◆ Description of the task: List each line of the data in which the string "JSON" appears.

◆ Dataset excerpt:
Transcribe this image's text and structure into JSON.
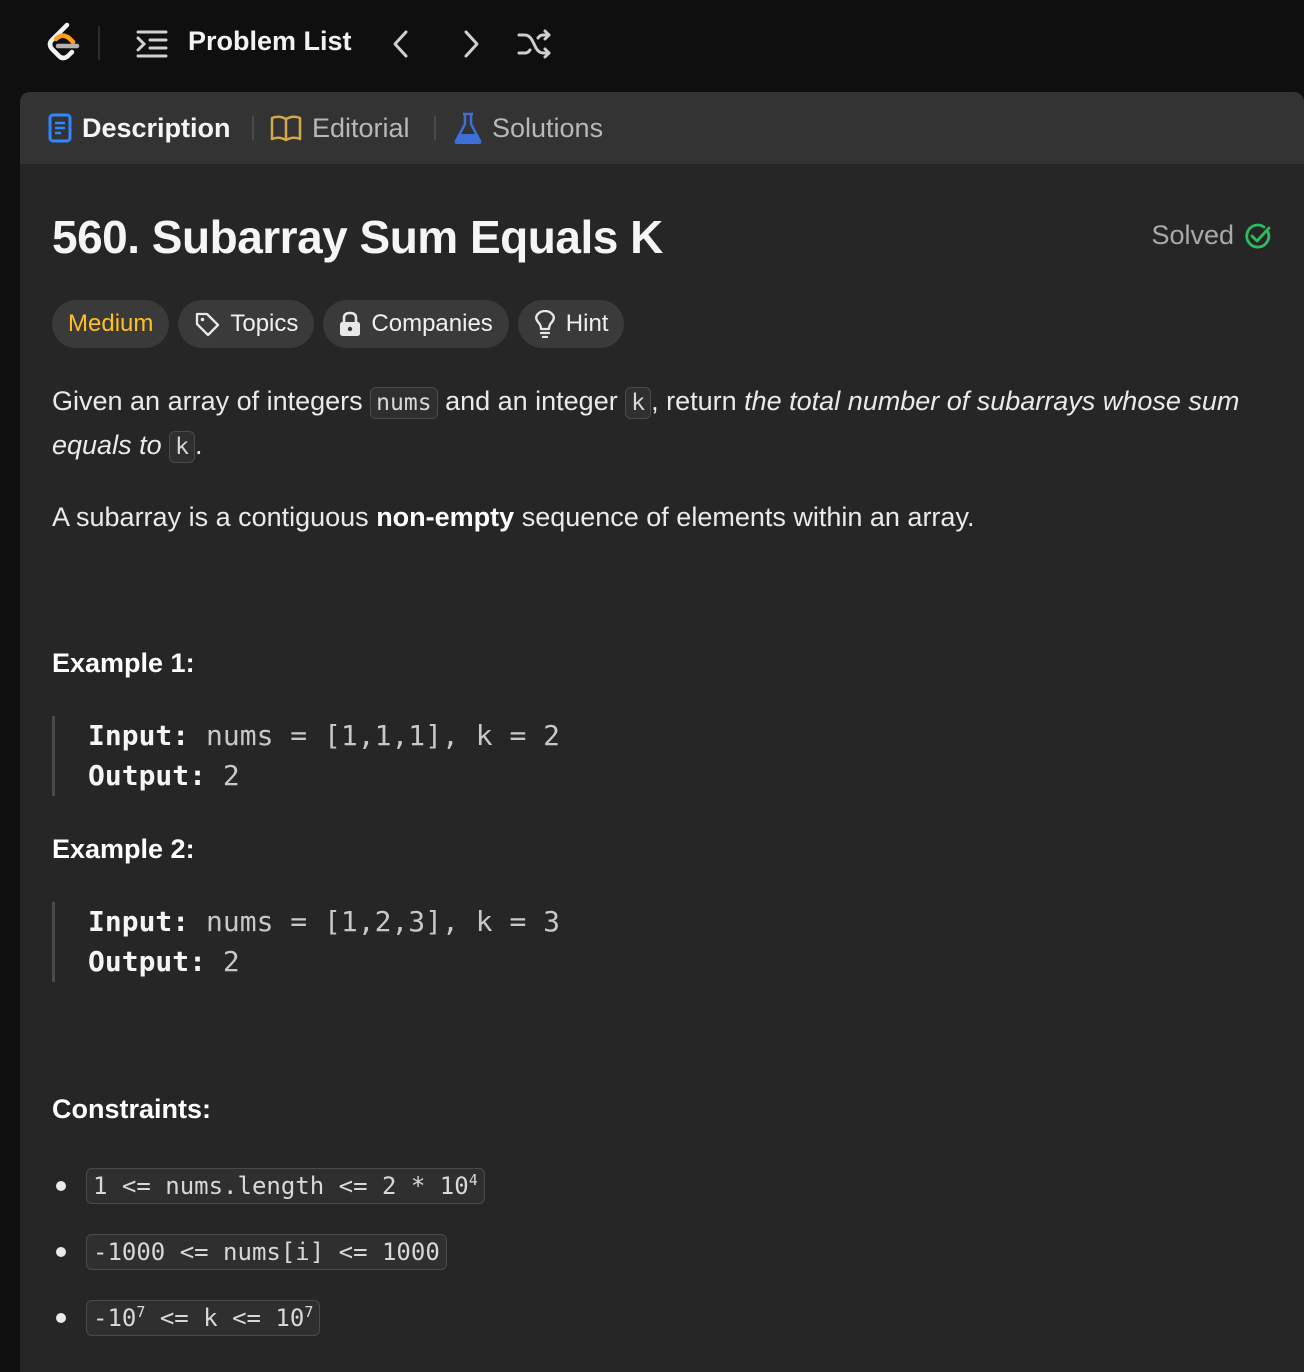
{
  "nav": {
    "problem_list_label": "Problem List"
  },
  "tabs": {
    "description": "Description",
    "editorial": "Editorial",
    "solutions": "Solutions"
  },
  "problem": {
    "title": "560. Subarray Sum Equals K",
    "status": "Solved",
    "difficulty": "Medium",
    "chips": {
      "topics": "Topics",
      "companies": "Companies",
      "hint": "Hint"
    },
    "description": {
      "p1_a": "Given an array of integers ",
      "p1_code1": "nums",
      "p1_b": " and an integer ",
      "p1_code2": "k",
      "p1_c": ", return ",
      "p1_em": "the total number of subarrays whose sum equals to",
      "p1_d": " ",
      "p1_code3": "k",
      "p1_e": ".",
      "p2_a": "A subarray is a contiguous ",
      "p2_bold": "non-empty",
      "p2_b": " sequence of elements within an array."
    },
    "examples": [
      {
        "heading": "Example 1:",
        "input_label": "Input:",
        "input_value": " nums = [1,1,1], k = 2",
        "output_label": "Output:",
        "output_value": " 2"
      },
      {
        "heading": "Example 2:",
        "input_label": "Input:",
        "input_value": " nums = [1,2,3], k = 3",
        "output_label": "Output:",
        "output_value": " 2"
      }
    ],
    "constraints_heading": "Constraints:",
    "constraints": [
      {
        "text": "1 <= nums.length <= 2 * 10",
        "sup": "4",
        "tail": ""
      },
      {
        "text": "-1000 <= nums[i] <= 1000",
        "sup": "",
        "tail": ""
      },
      {
        "text": "-10",
        "sup": "7",
        "tail": " <= k <= 10",
        "sup2": "7"
      }
    ]
  },
  "colors": {
    "background": "#0f0f0f",
    "panel": "#262626",
    "tabbar": "#333333",
    "medium": "#ffc01e",
    "solved_check": "#2cbb5d",
    "description_icon": "#2f88ff",
    "editorial_icon": "#d4a74a",
    "solutions_icon": "#3d6fd6"
  },
  "icons": {
    "logo": "leetcode-logo-icon",
    "problem_list": "list-icon",
    "prev": "chevron-left-icon",
    "next": "chevron-right-icon",
    "random": "shuffle-icon",
    "description": "document-icon",
    "editorial": "book-icon",
    "solutions": "flask-icon",
    "solved": "check-circle-icon",
    "topics": "tag-icon",
    "companies": "lock-icon",
    "hint": "lightbulb-icon"
  }
}
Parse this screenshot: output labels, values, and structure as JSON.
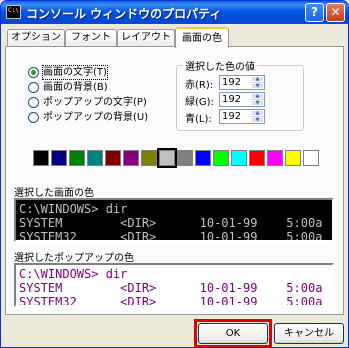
{
  "window": {
    "title": "コンソール ウィンドウのプロパティ",
    "icon_name": "console-window-icon",
    "icon_text": "C:\\",
    "help_label": "?",
    "close_label": "✕"
  },
  "tabs": [
    {
      "label": "オプション",
      "active": false
    },
    {
      "label": "フォント",
      "active": false
    },
    {
      "label": "レイアウト",
      "active": false
    },
    {
      "label": "画面の色",
      "active": true
    }
  ],
  "color_targets": [
    {
      "label": "画面の文字(T)",
      "checked": true
    },
    {
      "label": "画面の背景(B)",
      "checked": false
    },
    {
      "label": "ポップアップの文字(P)",
      "checked": false
    },
    {
      "label": "ポップアップの背景(U)",
      "checked": false
    }
  ],
  "selected_values": {
    "title": "選択した色の値",
    "red_label": "赤(R):",
    "green_label": "緑(G):",
    "blue_label": "青(L):",
    "red": "192",
    "green": "192",
    "blue": "192"
  },
  "palette": [
    "#000000",
    "#000080",
    "#008000",
    "#008080",
    "#800000",
    "#800080",
    "#808000",
    "#C0C0C0",
    "#808080",
    "#0000FF",
    "#00FF00",
    "#00FFFF",
    "#FF0000",
    "#FF00FF",
    "#FFFF00",
    "#FFFFFF"
  ],
  "selected_palette_index": 7,
  "screen_preview": {
    "label": "選択した画面の色",
    "text_color": "#C0C0C0",
    "bg_color": "#000000",
    "lines": [
      "C:\\WINDOWS> dir",
      "SYSTEM        <DIR>      10-01-99    5:00a",
      "SYSTEM32      <DIR>      10-01-99    5:00a"
    ]
  },
  "popup_preview": {
    "label": "選択したポップアップの色",
    "text_color": "#800080",
    "bg_color": "#FFFFFF",
    "lines": [
      "C:\\WINDOWS> dir",
      "SYSTEM        <DIR>      10-01-99    5:00a",
      "SYSTEM32      <DIR>      10-01-99    5:00a"
    ]
  },
  "buttons": {
    "ok": "OK",
    "cancel": "キャンセル"
  },
  "highlight_color": "#E00000"
}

◆ Reply to the exercise:
Transcribe this image's text and structure into JSON.
Parse this screenshot: output labels, values, and structure as JSON.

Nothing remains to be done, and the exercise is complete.